## Given instruction
Copy out each line of the listing that has the word "Implementation" in it.

Extracted data entries:
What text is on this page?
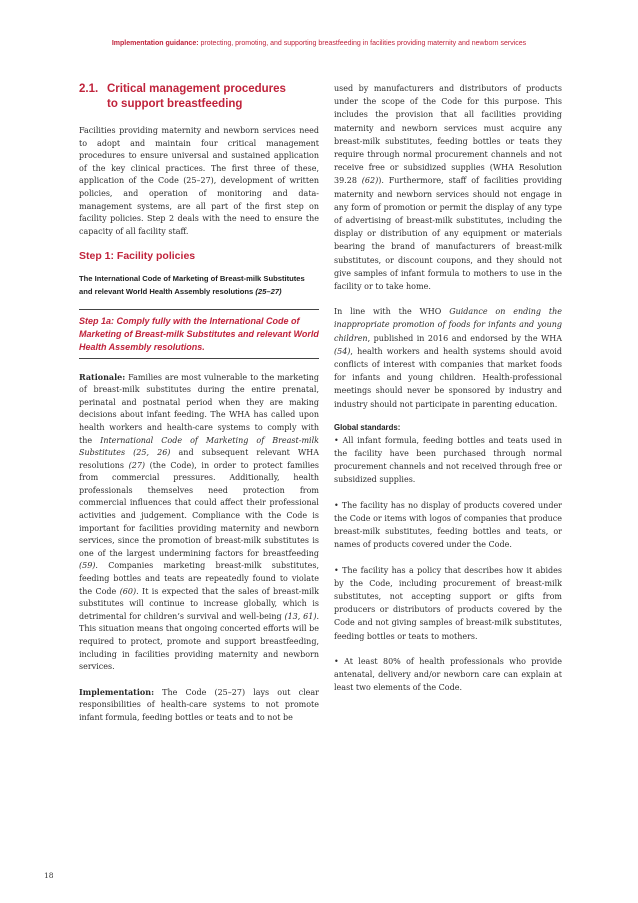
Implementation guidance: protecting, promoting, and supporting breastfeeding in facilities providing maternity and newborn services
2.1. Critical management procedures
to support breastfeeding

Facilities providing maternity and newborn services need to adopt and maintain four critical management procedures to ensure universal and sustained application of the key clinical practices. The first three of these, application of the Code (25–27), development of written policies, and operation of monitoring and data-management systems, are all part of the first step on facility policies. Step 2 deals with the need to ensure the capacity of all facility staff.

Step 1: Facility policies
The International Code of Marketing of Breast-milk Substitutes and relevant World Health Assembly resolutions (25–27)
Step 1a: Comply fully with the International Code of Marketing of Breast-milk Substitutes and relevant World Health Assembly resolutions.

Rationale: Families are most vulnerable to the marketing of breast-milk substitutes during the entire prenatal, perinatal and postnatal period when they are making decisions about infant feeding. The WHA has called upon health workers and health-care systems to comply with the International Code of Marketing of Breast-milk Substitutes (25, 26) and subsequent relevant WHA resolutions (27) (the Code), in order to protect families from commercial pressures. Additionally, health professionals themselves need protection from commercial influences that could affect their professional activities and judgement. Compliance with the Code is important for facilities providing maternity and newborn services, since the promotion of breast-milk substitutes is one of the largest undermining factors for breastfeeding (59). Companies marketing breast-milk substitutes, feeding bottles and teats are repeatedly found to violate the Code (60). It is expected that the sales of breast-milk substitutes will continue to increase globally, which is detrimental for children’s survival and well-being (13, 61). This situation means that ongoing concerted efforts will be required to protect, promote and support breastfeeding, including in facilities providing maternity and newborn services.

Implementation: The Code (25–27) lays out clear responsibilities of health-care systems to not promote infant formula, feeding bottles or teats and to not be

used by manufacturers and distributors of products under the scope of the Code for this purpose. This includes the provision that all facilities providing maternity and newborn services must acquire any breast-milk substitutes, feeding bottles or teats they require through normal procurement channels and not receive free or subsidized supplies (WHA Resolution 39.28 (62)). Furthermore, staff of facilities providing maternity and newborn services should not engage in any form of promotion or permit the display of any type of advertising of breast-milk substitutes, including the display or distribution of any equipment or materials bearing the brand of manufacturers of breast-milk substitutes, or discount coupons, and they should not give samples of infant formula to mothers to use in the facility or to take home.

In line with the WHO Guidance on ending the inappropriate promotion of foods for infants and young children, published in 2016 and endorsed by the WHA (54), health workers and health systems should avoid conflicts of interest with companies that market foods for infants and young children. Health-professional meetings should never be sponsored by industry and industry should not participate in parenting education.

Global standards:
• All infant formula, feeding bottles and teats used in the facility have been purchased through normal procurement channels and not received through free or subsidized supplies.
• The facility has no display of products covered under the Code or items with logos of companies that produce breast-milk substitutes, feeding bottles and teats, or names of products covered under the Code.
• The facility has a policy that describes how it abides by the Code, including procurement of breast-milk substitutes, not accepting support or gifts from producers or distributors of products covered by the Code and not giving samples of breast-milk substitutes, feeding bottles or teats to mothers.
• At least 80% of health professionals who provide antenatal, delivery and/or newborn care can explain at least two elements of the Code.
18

--

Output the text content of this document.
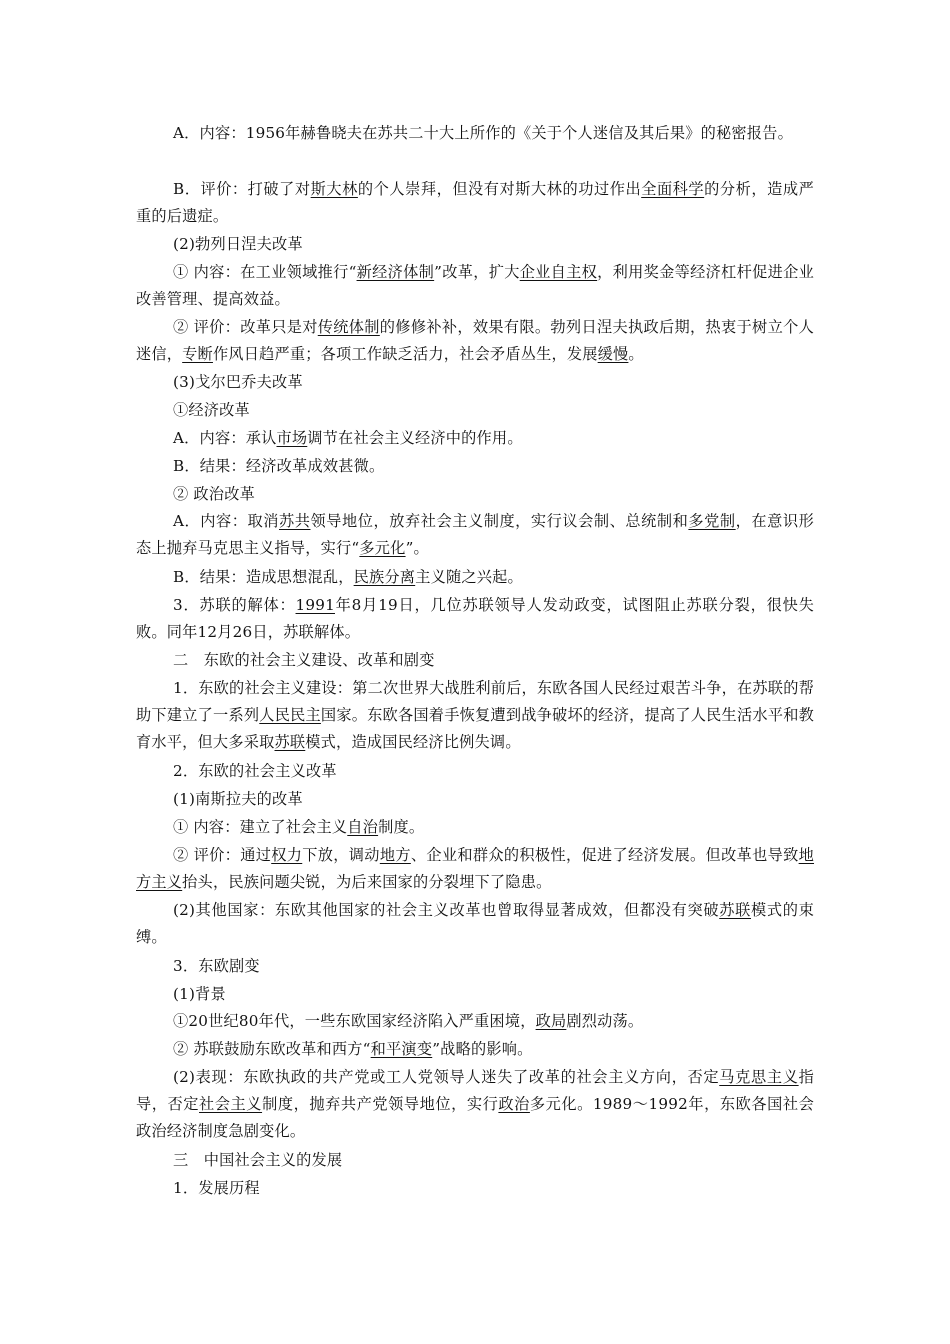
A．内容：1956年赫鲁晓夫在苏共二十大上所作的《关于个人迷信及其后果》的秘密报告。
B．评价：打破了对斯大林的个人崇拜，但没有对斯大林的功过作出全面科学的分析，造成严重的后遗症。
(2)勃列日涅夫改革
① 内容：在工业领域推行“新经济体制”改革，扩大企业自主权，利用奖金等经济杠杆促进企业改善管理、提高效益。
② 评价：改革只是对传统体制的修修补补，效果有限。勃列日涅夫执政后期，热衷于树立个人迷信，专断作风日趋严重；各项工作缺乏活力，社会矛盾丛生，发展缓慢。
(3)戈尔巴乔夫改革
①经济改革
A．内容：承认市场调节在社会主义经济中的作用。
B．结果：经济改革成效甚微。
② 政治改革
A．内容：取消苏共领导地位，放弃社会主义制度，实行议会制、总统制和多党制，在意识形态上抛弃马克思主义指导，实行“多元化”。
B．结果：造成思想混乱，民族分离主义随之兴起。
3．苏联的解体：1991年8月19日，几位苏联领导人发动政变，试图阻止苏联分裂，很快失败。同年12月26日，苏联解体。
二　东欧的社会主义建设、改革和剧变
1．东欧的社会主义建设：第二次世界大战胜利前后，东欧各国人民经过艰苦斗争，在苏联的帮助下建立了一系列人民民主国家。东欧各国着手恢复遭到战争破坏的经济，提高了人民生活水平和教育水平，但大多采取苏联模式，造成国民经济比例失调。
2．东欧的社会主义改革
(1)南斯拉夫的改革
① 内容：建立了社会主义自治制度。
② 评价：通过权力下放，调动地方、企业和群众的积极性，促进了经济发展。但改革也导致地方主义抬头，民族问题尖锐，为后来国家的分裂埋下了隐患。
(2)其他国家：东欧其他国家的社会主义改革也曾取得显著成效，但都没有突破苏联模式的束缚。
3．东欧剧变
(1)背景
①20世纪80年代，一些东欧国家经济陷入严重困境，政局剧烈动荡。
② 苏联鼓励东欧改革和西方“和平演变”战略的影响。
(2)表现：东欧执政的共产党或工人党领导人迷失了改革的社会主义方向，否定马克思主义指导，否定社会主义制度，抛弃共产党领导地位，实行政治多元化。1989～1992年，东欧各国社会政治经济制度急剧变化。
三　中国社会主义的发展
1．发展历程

==

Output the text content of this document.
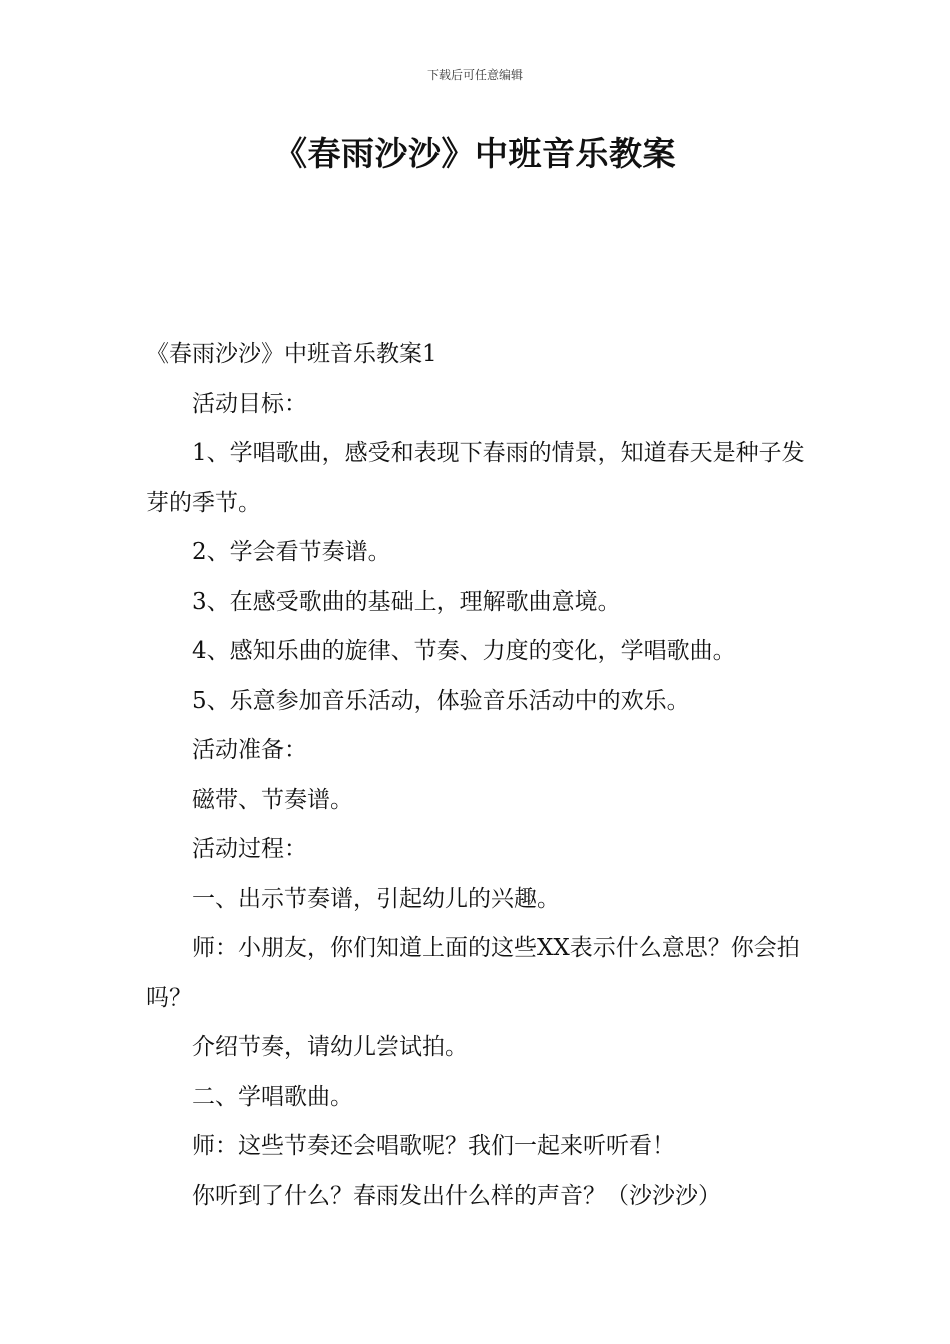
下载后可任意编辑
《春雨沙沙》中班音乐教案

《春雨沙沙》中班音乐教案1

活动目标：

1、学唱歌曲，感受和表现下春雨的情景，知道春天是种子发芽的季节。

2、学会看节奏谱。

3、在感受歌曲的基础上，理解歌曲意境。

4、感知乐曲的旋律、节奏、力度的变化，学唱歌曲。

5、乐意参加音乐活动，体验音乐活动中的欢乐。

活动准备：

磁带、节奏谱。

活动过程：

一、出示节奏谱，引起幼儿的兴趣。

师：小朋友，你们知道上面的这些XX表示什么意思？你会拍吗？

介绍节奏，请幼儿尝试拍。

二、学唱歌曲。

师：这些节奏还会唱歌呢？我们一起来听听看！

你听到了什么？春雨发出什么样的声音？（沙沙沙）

## Exercise response
Implementation guidance: protecting, promoting, and supporting breastfeeding in facilities providing maternity and newborn services
Implementation: The Code (25–27) lays out clear responsibilities of health-care systems to not promote infant formula, feeding bottles or teats and to not be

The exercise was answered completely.